SHORT PROBLEM: Write out the full set of records below exactly.

EXERCISE MATERIAL:
-----
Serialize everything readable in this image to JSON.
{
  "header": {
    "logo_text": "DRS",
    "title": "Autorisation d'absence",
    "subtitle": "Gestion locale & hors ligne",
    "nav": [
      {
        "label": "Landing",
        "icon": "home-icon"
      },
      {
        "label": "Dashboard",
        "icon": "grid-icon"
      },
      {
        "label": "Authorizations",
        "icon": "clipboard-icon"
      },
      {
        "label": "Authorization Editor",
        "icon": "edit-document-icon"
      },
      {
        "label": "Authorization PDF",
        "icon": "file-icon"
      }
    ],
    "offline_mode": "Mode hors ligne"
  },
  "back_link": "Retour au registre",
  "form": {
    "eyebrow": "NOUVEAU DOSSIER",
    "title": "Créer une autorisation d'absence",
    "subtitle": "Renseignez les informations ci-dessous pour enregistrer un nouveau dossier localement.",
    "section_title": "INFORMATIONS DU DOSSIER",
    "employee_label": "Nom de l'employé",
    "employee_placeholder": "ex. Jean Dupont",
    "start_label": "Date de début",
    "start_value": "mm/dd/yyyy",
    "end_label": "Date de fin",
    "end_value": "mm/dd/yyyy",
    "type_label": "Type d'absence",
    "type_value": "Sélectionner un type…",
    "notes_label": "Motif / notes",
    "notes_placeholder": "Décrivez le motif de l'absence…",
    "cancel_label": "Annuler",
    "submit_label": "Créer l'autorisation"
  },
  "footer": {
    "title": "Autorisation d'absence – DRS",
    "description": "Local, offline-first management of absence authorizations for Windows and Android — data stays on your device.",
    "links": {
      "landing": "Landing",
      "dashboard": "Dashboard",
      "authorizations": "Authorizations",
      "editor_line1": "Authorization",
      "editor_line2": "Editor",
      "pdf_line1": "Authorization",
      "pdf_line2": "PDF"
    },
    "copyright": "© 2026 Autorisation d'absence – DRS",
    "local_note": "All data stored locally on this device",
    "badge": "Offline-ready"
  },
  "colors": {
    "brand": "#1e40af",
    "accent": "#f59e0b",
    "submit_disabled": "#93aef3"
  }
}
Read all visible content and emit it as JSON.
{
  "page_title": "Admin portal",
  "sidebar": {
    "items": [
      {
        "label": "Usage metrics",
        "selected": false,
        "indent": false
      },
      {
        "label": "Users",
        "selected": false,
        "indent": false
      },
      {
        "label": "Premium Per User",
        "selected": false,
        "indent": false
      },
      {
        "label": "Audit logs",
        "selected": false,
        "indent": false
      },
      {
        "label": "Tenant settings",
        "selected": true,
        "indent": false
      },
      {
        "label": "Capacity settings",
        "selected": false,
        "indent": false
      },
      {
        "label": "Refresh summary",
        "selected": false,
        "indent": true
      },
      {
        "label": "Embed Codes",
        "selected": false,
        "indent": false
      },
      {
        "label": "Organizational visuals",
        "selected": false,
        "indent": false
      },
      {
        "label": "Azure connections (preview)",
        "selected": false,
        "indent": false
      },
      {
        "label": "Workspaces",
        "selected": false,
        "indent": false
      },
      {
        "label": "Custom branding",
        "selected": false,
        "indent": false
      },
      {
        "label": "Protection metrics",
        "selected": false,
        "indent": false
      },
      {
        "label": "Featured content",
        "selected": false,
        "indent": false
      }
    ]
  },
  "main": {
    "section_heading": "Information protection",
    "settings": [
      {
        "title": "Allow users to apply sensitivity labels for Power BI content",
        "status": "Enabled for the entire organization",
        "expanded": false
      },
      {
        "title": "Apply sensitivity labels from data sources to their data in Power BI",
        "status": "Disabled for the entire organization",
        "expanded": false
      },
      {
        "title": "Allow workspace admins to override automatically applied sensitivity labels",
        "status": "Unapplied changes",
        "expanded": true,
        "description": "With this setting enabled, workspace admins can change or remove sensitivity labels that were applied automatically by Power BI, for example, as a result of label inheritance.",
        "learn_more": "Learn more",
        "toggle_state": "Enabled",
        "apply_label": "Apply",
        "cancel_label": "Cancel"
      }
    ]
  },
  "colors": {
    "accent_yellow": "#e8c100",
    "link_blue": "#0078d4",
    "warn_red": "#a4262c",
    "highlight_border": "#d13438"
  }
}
-----
SOLUTION TO THE PROBLEM:
Serialize everything readable in this image to JSON.
{
  "header": {
    "logo_text": "DRS",
    "title": "Autorisation d'absence",
    "subtitle": "Gestion locale & hors ligne",
    "nav": [
      {
        "label": "Landing",
        "icon": "home-icon"
      },
      {
        "label": "Dashboard",
        "icon": "grid-icon"
      },
      {
        "label": "Authorizations",
        "icon": "clipboard-icon"
      },
      {
        "label": "Authorization Editor",
        "icon": "edit-document-icon"
      },
      {
        "label": "Authorization PDF",
        "icon": "file-icon"
      }
    ],
    "offline_mode": "Mode hors ligne"
  },
  "back_link": "Retour au registre",
  "form": {
    "eyebrow": "NOUVEAU DOSSIER",
    "title": "Créer une autorisation d'absence",
    "subtitle": "Renseignez les informations ci-dessous pour enregistrer un nouveau dossier localement.",
    "section_title": "INFORMATIONS DU DOSSIER",
    "employee_label": "Nom de l'employé",
    "employee_placeholder": "ex. Jean Dupont",
    "start_label": "Date de début",
    "start_value": "mm/dd/yyyy",
    "end_label": "Date de fin",
    "end_value": "mm/dd/yyyy",
    "type_label": "Type d'absence",
    "type_value": "Sélectionner un type…",
    "notes_label": "Motif / notes",
    "notes_placeholder": "Décrivez le motif de l'absence…",
    "cancel_label": "Annuler",
    "submit_label": "Créer l'autorisation"
  },
  "footer": {
    "title": "Autorisation d'absence – DRS",
    "description": "Local, offline-first management of absence authorizations for Windows and Android — data stays on your device.",
    "links": {
      "landing": "Landing",
      "dashboard": "Dashboard",
      "authorizations": "Authorizations",
      "editor_line1": "Authorization",
      "editor_line2": "Editor",
      "pdf_line1": "Authorization",
      "pdf_line2": "PDF"
    },
    "copyright": "© 2026 Autorisation d'absence – DRS",
    "local_note": "All data stored locally on this device",
    "badge": "Offline-ready"
  },
  "colors": {
    "brand": "#1e40af",
    "accent": "#f59e0b",
    "submit_disabled": "#93aef3"
  }
}
Read all visible content and emit it as JSON.
{
  "page_title": "Admin portal",
  "sidebar": {
    "items": [
      {
        "label": "Usage metrics",
        "selected": false,
        "indent": false
      },
      {
        "label": "Users",
        "selected": false,
        "indent": false
      },
      {
        "label": "Premium Per User",
        "selected": false,
        "indent": false
      },
      {
        "label": "Audit logs",
        "selected": false,
        "indent": false
      },
      {
        "label": "Tenant settings",
        "selected": true,
        "indent": false
      },
      {
        "label": "Capacity settings",
        "selected": false,
        "indent": false
      },
      {
        "label": "Refresh summary",
        "selected": false,
        "indent": true
      },
      {
        "label": "Embed Codes",
        "selected": false,
        "indent": false
      },
      {
        "label": "Organizational visuals",
        "selected": false,
        "indent": false
      },
      {
        "label": "Azure connections (preview)",
        "selected": false,
        "indent": false
      },
      {
        "label": "Workspaces",
        "selected": false,
        "indent": false
      },
      {
        "label": "Custom branding",
        "selected": false,
        "indent": false
      },
      {
        "label": "Protection metrics",
        "selected": false,
        "indent": false
      },
      {
        "label": "Featured content",
        "selected": false,
        "indent": false
      }
    ]
  },
  "main": {
    "section_heading": "Information protection",
    "settings": [
      {
        "title": "Allow users to apply sensitivity labels for Power BI content",
        "status": "Enabled for the entire organization",
        "expanded": false
      },
      {
        "title": "Apply sensitivity labels from data sources to their data in Power BI",
        "status": "Disabled for the entire organization",
        "expanded": false
      },
      {
        "title": "Allow workspace admins to override automatically applied sensitivity labels",
        "status": "Unapplied changes",
        "expanded": true,
        "description": "With this setting enabled, workspace admins can change or remove sensitivity labels that were applied automatically by Power BI, for example, as a result of label inheritance.",
        "learn_more": "Learn more",
        "toggle_state": "Enabled",
        "apply_label": "Apply",
        "cancel_label": "Cancel"
      }
    ]
  },
  "colors": {
    "accent_yellow": "#e8c100",
    "link_blue": "#0078d4",
    "warn_red": "#a4262c",
    "highlight_border": "#d13438"
  }
}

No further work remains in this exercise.